Excerpts from a figure dataset:
- - -
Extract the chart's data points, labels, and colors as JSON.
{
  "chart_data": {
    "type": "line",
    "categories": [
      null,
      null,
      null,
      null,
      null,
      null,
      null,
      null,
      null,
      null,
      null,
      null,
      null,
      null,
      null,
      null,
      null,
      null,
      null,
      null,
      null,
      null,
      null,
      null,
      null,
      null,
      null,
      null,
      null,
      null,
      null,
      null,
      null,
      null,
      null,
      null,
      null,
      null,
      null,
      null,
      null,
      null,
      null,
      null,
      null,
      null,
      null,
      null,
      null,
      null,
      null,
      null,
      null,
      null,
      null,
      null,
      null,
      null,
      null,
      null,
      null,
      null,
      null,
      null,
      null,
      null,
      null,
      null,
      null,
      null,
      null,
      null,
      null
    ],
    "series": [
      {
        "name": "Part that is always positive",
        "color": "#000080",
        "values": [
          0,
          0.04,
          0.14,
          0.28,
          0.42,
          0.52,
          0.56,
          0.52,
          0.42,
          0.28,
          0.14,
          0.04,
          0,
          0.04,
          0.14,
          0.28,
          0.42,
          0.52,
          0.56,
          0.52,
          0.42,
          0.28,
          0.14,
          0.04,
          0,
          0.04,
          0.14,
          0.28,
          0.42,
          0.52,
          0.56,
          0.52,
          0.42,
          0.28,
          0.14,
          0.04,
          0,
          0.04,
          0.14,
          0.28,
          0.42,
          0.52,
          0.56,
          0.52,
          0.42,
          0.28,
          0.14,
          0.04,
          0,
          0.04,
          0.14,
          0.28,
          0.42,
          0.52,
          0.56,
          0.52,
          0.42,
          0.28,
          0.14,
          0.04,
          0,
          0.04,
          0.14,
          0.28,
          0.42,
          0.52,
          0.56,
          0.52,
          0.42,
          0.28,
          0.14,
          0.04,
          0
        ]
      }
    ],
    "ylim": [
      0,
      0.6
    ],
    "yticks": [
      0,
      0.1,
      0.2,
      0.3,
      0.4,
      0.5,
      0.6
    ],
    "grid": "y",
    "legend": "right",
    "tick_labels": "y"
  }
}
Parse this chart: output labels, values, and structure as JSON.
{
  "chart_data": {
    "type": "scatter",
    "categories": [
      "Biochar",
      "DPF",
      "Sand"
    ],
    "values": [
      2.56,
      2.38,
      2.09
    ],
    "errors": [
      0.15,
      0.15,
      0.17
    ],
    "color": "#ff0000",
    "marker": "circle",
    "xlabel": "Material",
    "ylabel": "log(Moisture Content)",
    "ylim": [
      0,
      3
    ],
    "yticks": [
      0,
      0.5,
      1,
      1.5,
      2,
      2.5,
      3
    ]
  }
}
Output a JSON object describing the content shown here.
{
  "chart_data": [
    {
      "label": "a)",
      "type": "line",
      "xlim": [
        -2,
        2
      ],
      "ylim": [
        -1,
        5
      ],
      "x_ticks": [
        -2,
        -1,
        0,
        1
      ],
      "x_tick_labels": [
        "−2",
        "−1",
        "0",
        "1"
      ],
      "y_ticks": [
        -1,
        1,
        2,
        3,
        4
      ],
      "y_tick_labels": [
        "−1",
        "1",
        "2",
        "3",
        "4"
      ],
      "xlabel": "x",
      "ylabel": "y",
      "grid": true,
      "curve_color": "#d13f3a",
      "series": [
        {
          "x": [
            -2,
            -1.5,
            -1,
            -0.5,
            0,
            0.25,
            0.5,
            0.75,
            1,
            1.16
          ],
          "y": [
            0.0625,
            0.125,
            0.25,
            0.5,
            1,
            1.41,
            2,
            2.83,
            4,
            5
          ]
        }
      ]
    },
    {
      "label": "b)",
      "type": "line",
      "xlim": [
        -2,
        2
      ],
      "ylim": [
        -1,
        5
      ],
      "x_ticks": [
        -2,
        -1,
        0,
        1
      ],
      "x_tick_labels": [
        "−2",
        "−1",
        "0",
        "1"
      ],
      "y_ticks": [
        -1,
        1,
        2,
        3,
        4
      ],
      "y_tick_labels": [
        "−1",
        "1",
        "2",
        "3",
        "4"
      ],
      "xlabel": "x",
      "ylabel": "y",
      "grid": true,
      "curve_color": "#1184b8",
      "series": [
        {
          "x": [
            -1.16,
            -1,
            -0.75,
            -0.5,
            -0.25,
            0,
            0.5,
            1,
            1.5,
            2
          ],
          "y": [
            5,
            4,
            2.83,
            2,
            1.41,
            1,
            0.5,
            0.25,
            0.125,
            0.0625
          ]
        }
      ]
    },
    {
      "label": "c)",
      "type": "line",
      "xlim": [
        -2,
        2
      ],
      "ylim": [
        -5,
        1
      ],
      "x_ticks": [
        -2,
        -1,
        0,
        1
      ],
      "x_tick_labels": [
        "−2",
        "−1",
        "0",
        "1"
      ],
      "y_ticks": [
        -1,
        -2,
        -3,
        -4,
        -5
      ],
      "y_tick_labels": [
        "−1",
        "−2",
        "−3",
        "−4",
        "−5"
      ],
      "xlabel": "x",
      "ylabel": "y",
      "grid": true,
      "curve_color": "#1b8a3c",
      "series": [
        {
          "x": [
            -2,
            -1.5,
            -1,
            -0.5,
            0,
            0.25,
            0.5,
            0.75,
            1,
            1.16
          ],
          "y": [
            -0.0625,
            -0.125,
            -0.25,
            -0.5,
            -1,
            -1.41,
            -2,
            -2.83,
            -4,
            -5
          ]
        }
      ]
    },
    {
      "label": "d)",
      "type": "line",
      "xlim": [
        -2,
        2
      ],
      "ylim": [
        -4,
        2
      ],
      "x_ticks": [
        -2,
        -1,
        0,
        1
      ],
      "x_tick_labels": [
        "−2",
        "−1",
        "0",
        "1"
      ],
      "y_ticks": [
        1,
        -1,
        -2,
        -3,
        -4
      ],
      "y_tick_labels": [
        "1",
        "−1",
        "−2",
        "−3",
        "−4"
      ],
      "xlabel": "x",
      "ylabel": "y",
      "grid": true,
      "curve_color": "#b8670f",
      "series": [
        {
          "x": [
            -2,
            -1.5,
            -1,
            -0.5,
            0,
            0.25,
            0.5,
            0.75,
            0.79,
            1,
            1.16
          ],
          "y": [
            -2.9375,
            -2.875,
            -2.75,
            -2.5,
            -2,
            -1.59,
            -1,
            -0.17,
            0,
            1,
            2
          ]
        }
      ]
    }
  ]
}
- - -
Task details =>
The lines above should be duplicated exactly.

Exercise response =>
Extract the chart's data points, labels, and colors as JSON.
{
  "chart_data": {
    "type": "line",
    "categories": [
      null,
      null,
      null,
      null,
      null,
      null,
      null,
      null,
      null,
      null,
      null,
      null,
      null,
      null,
      null,
      null,
      null,
      null,
      null,
      null,
      null,
      null,
      null,
      null,
      null,
      null,
      null,
      null,
      null,
      null,
      null,
      null,
      null,
      null,
      null,
      null,
      null,
      null,
      null,
      null,
      null,
      null,
      null,
      null,
      null,
      null,
      null,
      null,
      null,
      null,
      null,
      null,
      null,
      null,
      null,
      null,
      null,
      null,
      null,
      null,
      null,
      null,
      null,
      null,
      null,
      null,
      null,
      null,
      null,
      null,
      null,
      null,
      null
    ],
    "series": [
      {
        "name": "Part that is always positive",
        "color": "#000080",
        "values": [
          0,
          0.04,
          0.14,
          0.28,
          0.42,
          0.52,
          0.56,
          0.52,
          0.42,
          0.28,
          0.14,
          0.04,
          0,
          0.04,
          0.14,
          0.28,
          0.42,
          0.52,
          0.56,
          0.52,
          0.42,
          0.28,
          0.14,
          0.04,
          0,
          0.04,
          0.14,
          0.28,
          0.42,
          0.52,
          0.56,
          0.52,
          0.42,
          0.28,
          0.14,
          0.04,
          0,
          0.04,
          0.14,
          0.28,
          0.42,
          0.52,
          0.56,
          0.52,
          0.42,
          0.28,
          0.14,
          0.04,
          0,
          0.04,
          0.14,
          0.28,
          0.42,
          0.52,
          0.56,
          0.52,
          0.42,
          0.28,
          0.14,
          0.04,
          0,
          0.04,
          0.14,
          0.28,
          0.42,
          0.52,
          0.56,
          0.52,
          0.42,
          0.28,
          0.14,
          0.04,
          0
        ]
      }
    ],
    "ylim": [
      0,
      0.6
    ],
    "yticks": [
      0,
      0.1,
      0.2,
      0.3,
      0.4,
      0.5,
      0.6
    ],
    "grid": "y",
    "legend": "right",
    "tick_labels": "y"
  }
}
Parse this chart: output labels, values, and structure as JSON.
{
  "chart_data": {
    "type": "scatter",
    "categories": [
      "Biochar",
      "DPF",
      "Sand"
    ],
    "values": [
      2.56,
      2.38,
      2.09
    ],
    "errors": [
      0.15,
      0.15,
      0.17
    ],
    "color": "#ff0000",
    "marker": "circle",
    "xlabel": "Material",
    "ylabel": "log(Moisture Content)",
    "ylim": [
      0,
      3
    ],
    "yticks": [
      0,
      0.5,
      1,
      1.5,
      2,
      2.5,
      3
    ]
  }
}
Output a JSON object describing the content shown here.
{
  "chart_data": [
    {
      "label": "a)",
      "type": "line",
      "xlim": [
        -2,
        2
      ],
      "ylim": [
        -1,
        5
      ],
      "x_ticks": [
        -2,
        -1,
        0,
        1
      ],
      "x_tick_labels": [
        "−2",
        "−1",
        "0",
        "1"
      ],
      "y_ticks": [
        -1,
        1,
        2,
        3,
        4
      ],
      "y_tick_labels": [
        "−1",
        "1",
        "2",
        "3",
        "4"
      ],
      "xlabel": "x",
      "ylabel": "y",
      "grid": true,
      "curve_color": "#d13f3a",
      "series": [
        {
          "x": [
            -2,
            -1.5,
            -1,
            -0.5,
            0,
            0.25,
            0.5,
            0.75,
            1,
            1.16
          ],
          "y": [
            0.0625,
            0.125,
            0.25,
            0.5,
            1,
            1.41,
            2,
            2.83,
            4,
            5
          ]
        }
      ]
    },
    {
      "label": "b)",
      "type": "line",
      "xlim": [
        -2,
        2
      ],
      "ylim": [
        -1,
        5
      ],
      "x_ticks": [
        -2,
        -1,
        0,
        1
      ],
      "x_tick_labels": [
        "−2",
        "−1",
        "0",
        "1"
      ],
      "y_ticks": [
        -1,
        1,
        2,
        3,
        4
      ],
      "y_tick_labels": [
        "−1",
        "1",
        "2",
        "3",
        "4"
      ],
      "xlabel": "x",
      "ylabel": "y",
      "grid": true,
      "curve_color": "#1184b8",
      "series": [
        {
          "x": [
            -1.16,
            -1,
            -0.75,
            -0.5,
            -0.25,
            0,
            0.5,
            1,
            1.5,
            2
          ],
          "y": [
            5,
            4,
            2.83,
            2,
            1.41,
            1,
            0.5,
            0.25,
            0.125,
            0.0625
          ]
        }
      ]
    },
    {
      "label": "c)",
      "type": "line",
      "xlim": [
        -2,
        2
      ],
      "ylim": [
        -5,
        1
      ],
      "x_ticks": [
        -2,
        -1,
        0,
        1
      ],
      "x_tick_labels": [
        "−2",
        "−1",
        "0",
        "1"
      ],
      "y_ticks": [
        -1,
        -2,
        -3,
        -4,
        -5
      ],
      "y_tick_labels": [
        "−1",
        "−2",
        "−3",
        "−4",
        "−5"
      ],
      "xlabel": "x",
      "ylabel": "y",
      "grid": true,
      "curve_color": "#1b8a3c",
      "series": [
        {
          "x": [
            -2,
            -1.5,
            -1,
            -0.5,
            0,
            0.25,
            0.5,
            0.75,
            1,
            1.16
          ],
          "y": [
            -0.0625,
            -0.125,
            -0.25,
            -0.5,
            -1,
            -1.41,
            -2,
            -2.83,
            -4,
            -5
          ]
        }
      ]
    },
    {
      "label": "d)",
      "type": "line",
      "xlim": [
        -2,
        2
      ],
      "ylim": [
        -4,
        2
      ],
      "x_ticks": [
        -2,
        -1,
        0,
        1
      ],
      "x_tick_labels": [
        "−2",
        "−1",
        "0",
        "1"
      ],
      "y_ticks": [
        1,
        -1,
        -2,
        -3,
        -4
      ],
      "y_tick_labels": [
        "1",
        "−1",
        "−2",
        "−3",
        "−4"
      ],
      "xlabel": "x",
      "ylabel": "y",
      "grid": true,
      "curve_color": "#b8670f",
      "series": [
        {
          "x": [
            -2,
            -1.5,
            -1,
            -0.5,
            0,
            0.25,
            0.5,
            0.75,
            0.79,
            1,
            1.16
          ],
          "y": [
            -2.9375,
            -2.875,
            -2.75,
            -2.5,
            -2,
            -1.59,
            -1,
            -0.17,
            0,
            1,
            2
          ]
        }
      ]
    }
  ]
}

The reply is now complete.